→ Verilen görev: Kayıtlardaki bütün satırları hiçbir değişiklik yapmadan geri veriniz. Resimleri yanıtın dışında bırakınız.

→ Saklanan kayıtlar:
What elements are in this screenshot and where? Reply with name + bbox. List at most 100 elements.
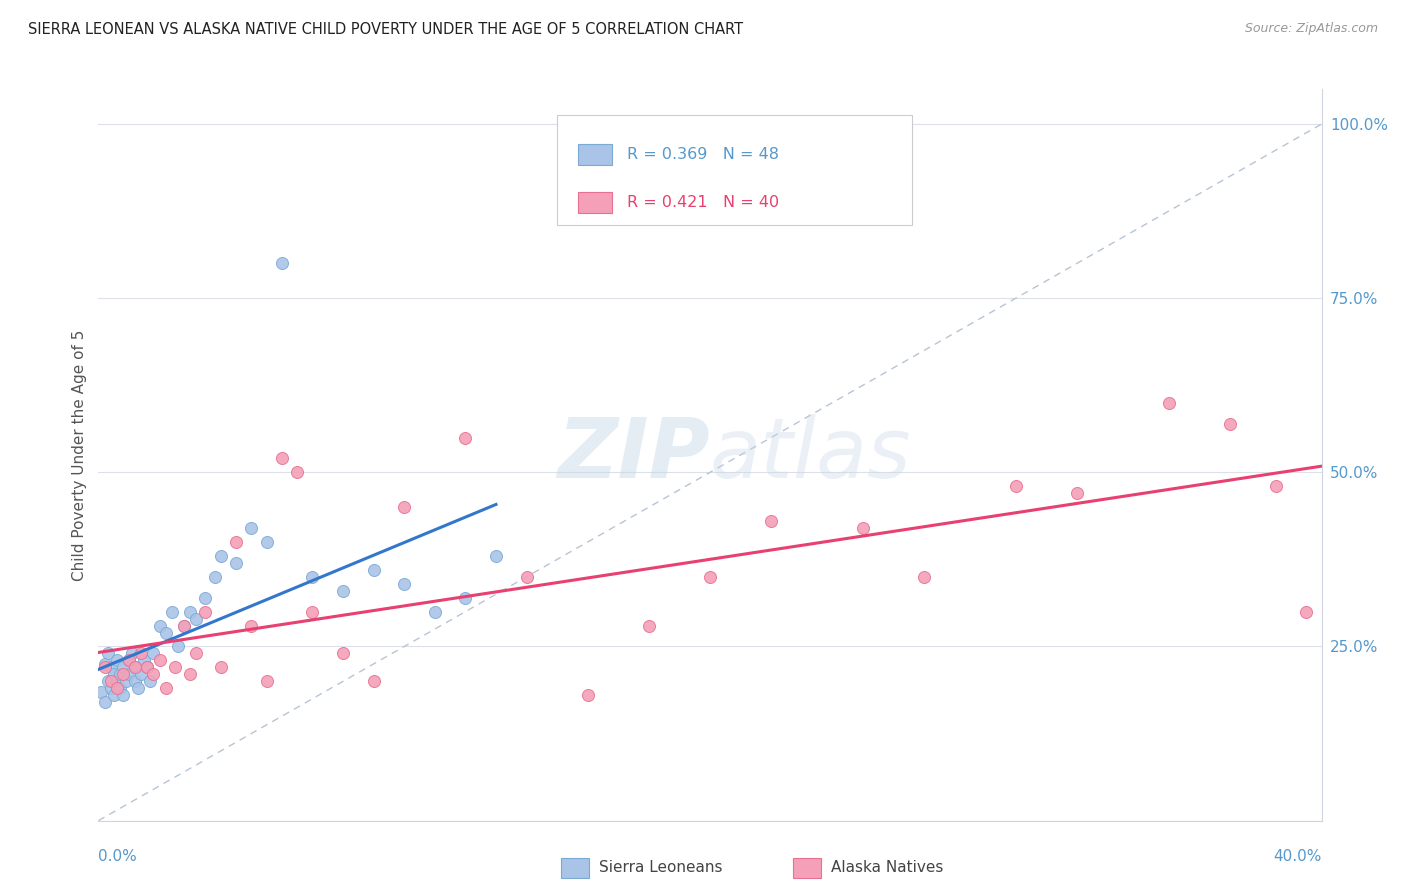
Point xyxy=(423,605,446,619)
Text: SIERRA LEONEAN VS ALASKA NATIVE CHILD POVERTY UNDER THE AGE OF 5 CORRELATION CHA: SIERRA LEONEAN VS ALASKA NATIVE CHILD PO… xyxy=(28,22,744,37)
Point xyxy=(173,618,195,632)
Point xyxy=(332,647,354,661)
Point xyxy=(97,674,120,689)
Point xyxy=(240,618,263,632)
Point xyxy=(852,521,875,535)
Point xyxy=(97,647,120,661)
Point xyxy=(103,688,125,702)
Bar xyxy=(578,192,612,212)
Point xyxy=(1157,395,1180,409)
Text: Sierra Leoneans: Sierra Leoneans xyxy=(599,861,723,875)
Point xyxy=(285,466,308,480)
Point xyxy=(1295,605,1317,619)
Point xyxy=(105,674,128,689)
Point xyxy=(301,570,323,584)
Point xyxy=(111,660,134,674)
Point xyxy=(108,667,131,681)
Point xyxy=(124,660,146,674)
Point xyxy=(118,653,141,667)
Point xyxy=(1066,486,1088,500)
Point xyxy=(1219,417,1241,431)
Point xyxy=(127,681,149,696)
Text: atlas: atlas xyxy=(710,415,911,495)
Text: R = 0.421   N = 40: R = 0.421 N = 40 xyxy=(627,195,779,210)
Point xyxy=(301,605,323,619)
Point xyxy=(134,653,156,667)
Point xyxy=(111,688,134,702)
Point xyxy=(516,570,538,584)
Point xyxy=(186,647,208,661)
Point xyxy=(124,660,146,674)
Point xyxy=(124,674,146,689)
Text: Alaska Natives: Alaska Natives xyxy=(831,861,943,875)
Text: R = 0.369   N = 48: R = 0.369 N = 48 xyxy=(627,147,779,161)
Point xyxy=(225,535,247,549)
Point xyxy=(194,591,217,605)
Point xyxy=(155,681,177,696)
Point xyxy=(699,570,721,584)
Point xyxy=(118,667,141,681)
Point xyxy=(163,660,186,674)
Point xyxy=(256,674,278,689)
Point xyxy=(912,570,935,584)
Point xyxy=(637,618,661,632)
Bar xyxy=(578,145,612,164)
Point xyxy=(155,625,177,640)
Point xyxy=(179,605,201,619)
Point xyxy=(93,657,115,671)
Point xyxy=(173,618,195,632)
Point xyxy=(576,688,599,702)
Point xyxy=(115,674,138,689)
Point xyxy=(149,653,172,667)
Point xyxy=(363,674,385,689)
Point xyxy=(1004,479,1026,493)
Point xyxy=(136,660,159,674)
Point xyxy=(142,647,165,661)
Point xyxy=(167,640,190,654)
Point xyxy=(194,605,217,619)
Point xyxy=(392,576,416,591)
Point xyxy=(209,660,232,674)
Point xyxy=(90,685,112,699)
Point xyxy=(225,556,247,570)
Point xyxy=(160,605,183,619)
Point xyxy=(105,681,128,696)
FancyBboxPatch shape xyxy=(557,115,912,225)
Point xyxy=(100,674,122,689)
Point xyxy=(121,647,143,661)
Y-axis label: Child Poverty Under the Age of 5: Child Poverty Under the Age of 5 xyxy=(72,329,87,581)
Point xyxy=(363,563,385,577)
Point xyxy=(209,549,232,563)
Point xyxy=(111,667,134,681)
Point xyxy=(240,521,263,535)
Point xyxy=(179,667,201,681)
Point xyxy=(142,667,165,681)
Point xyxy=(129,667,152,681)
Point xyxy=(93,695,115,709)
Point xyxy=(100,681,122,696)
Point xyxy=(93,660,115,674)
Point xyxy=(332,583,354,598)
Point xyxy=(129,647,152,661)
Point xyxy=(149,618,172,632)
Point xyxy=(139,674,162,689)
Point xyxy=(454,591,477,605)
Point xyxy=(108,681,131,696)
Point xyxy=(256,535,278,549)
Text: Source: ZipAtlas.com: Source: ZipAtlas.com xyxy=(1244,22,1378,36)
Point xyxy=(270,451,292,466)
Point xyxy=(186,612,208,626)
Point xyxy=(103,667,125,681)
Point xyxy=(270,256,292,270)
Point xyxy=(1264,479,1286,493)
Text: ZIP: ZIP xyxy=(557,415,710,495)
Point xyxy=(105,653,128,667)
Text: 0.0%: 0.0% xyxy=(98,849,138,863)
Point xyxy=(759,514,782,528)
Point xyxy=(100,660,122,674)
Point xyxy=(118,653,141,667)
Text: 40.0%: 40.0% xyxy=(1274,849,1322,863)
Point xyxy=(204,570,226,584)
Point xyxy=(485,549,508,563)
Point xyxy=(454,430,477,444)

→ Tam çözüm:
What elements are in this screenshot and where? Reply with name + bbox. List at most 100 elements.
Point xyxy=(423,605,446,619)
Text: SIERRA LEONEAN VS ALASKA NATIVE CHILD POVERTY UNDER THE AGE OF 5 CORRELATION CHA: SIERRA LEONEAN VS ALASKA NATIVE CHILD PO… xyxy=(28,22,744,37)
Point xyxy=(173,618,195,632)
Point xyxy=(332,647,354,661)
Point xyxy=(97,674,120,689)
Point xyxy=(240,618,263,632)
Point xyxy=(852,521,875,535)
Point xyxy=(97,647,120,661)
Point xyxy=(103,688,125,702)
Bar xyxy=(578,192,612,212)
Point xyxy=(1157,395,1180,409)
Text: Sierra Leoneans: Sierra Leoneans xyxy=(599,861,723,875)
Point xyxy=(285,466,308,480)
Point xyxy=(1295,605,1317,619)
Point xyxy=(105,674,128,689)
Point xyxy=(301,570,323,584)
Point xyxy=(111,660,134,674)
Point xyxy=(108,667,131,681)
Point xyxy=(124,660,146,674)
Point xyxy=(118,653,141,667)
Point xyxy=(1066,486,1088,500)
Point xyxy=(1219,417,1241,431)
Point xyxy=(127,681,149,696)
Text: atlas: atlas xyxy=(710,415,911,495)
Text: R = 0.421   N = 40: R = 0.421 N = 40 xyxy=(627,195,779,210)
Point xyxy=(301,605,323,619)
Point xyxy=(134,653,156,667)
Point xyxy=(111,688,134,702)
Point xyxy=(516,570,538,584)
Point xyxy=(186,647,208,661)
Point xyxy=(124,660,146,674)
Point xyxy=(124,674,146,689)
Text: Alaska Natives: Alaska Natives xyxy=(831,861,943,875)
Text: R = 0.369   N = 48: R = 0.369 N = 48 xyxy=(627,147,779,161)
Point xyxy=(225,535,247,549)
Point xyxy=(194,591,217,605)
Point xyxy=(155,681,177,696)
Point xyxy=(699,570,721,584)
Point xyxy=(118,667,141,681)
Point xyxy=(163,660,186,674)
Point xyxy=(256,674,278,689)
Point xyxy=(912,570,935,584)
Point xyxy=(637,618,661,632)
Bar xyxy=(578,145,612,164)
Point xyxy=(155,625,177,640)
Point xyxy=(179,605,201,619)
Point xyxy=(93,657,115,671)
Point xyxy=(173,618,195,632)
Point xyxy=(576,688,599,702)
Point xyxy=(115,674,138,689)
Point xyxy=(149,653,172,667)
Point xyxy=(363,674,385,689)
Point xyxy=(1004,479,1026,493)
Point xyxy=(136,660,159,674)
Point xyxy=(142,647,165,661)
Point xyxy=(167,640,190,654)
Point xyxy=(194,605,217,619)
Point xyxy=(392,576,416,591)
Point xyxy=(209,660,232,674)
Point xyxy=(90,685,112,699)
Point xyxy=(225,556,247,570)
Point xyxy=(160,605,183,619)
Point xyxy=(105,681,128,696)
FancyBboxPatch shape xyxy=(557,115,912,225)
Point xyxy=(100,674,122,689)
Point xyxy=(121,647,143,661)
Y-axis label: Child Poverty Under the Age of 5: Child Poverty Under the Age of 5 xyxy=(72,329,87,581)
Point xyxy=(363,563,385,577)
Point xyxy=(209,549,232,563)
Point xyxy=(111,667,134,681)
Point xyxy=(240,521,263,535)
Point xyxy=(179,667,201,681)
Point xyxy=(142,667,165,681)
Point xyxy=(129,667,152,681)
Point xyxy=(93,695,115,709)
Point xyxy=(100,681,122,696)
Point xyxy=(93,660,115,674)
Point xyxy=(332,583,354,598)
Point xyxy=(129,647,152,661)
Point xyxy=(149,618,172,632)
Point xyxy=(139,674,162,689)
Point xyxy=(454,591,477,605)
Point xyxy=(108,681,131,696)
Point xyxy=(256,535,278,549)
Text: Source: ZipAtlas.com: Source: ZipAtlas.com xyxy=(1244,22,1378,36)
Point xyxy=(270,451,292,466)
Point xyxy=(186,612,208,626)
Point xyxy=(103,667,125,681)
Point xyxy=(270,256,292,270)
Point xyxy=(1264,479,1286,493)
Text: ZIP: ZIP xyxy=(557,415,710,495)
Point xyxy=(105,653,128,667)
Text: 0.0%: 0.0% xyxy=(98,849,138,863)
Point xyxy=(759,514,782,528)
Point xyxy=(100,660,122,674)
Point xyxy=(118,653,141,667)
Text: 40.0%: 40.0% xyxy=(1274,849,1322,863)
Point xyxy=(204,570,226,584)
Point xyxy=(485,549,508,563)
Point xyxy=(454,430,477,444)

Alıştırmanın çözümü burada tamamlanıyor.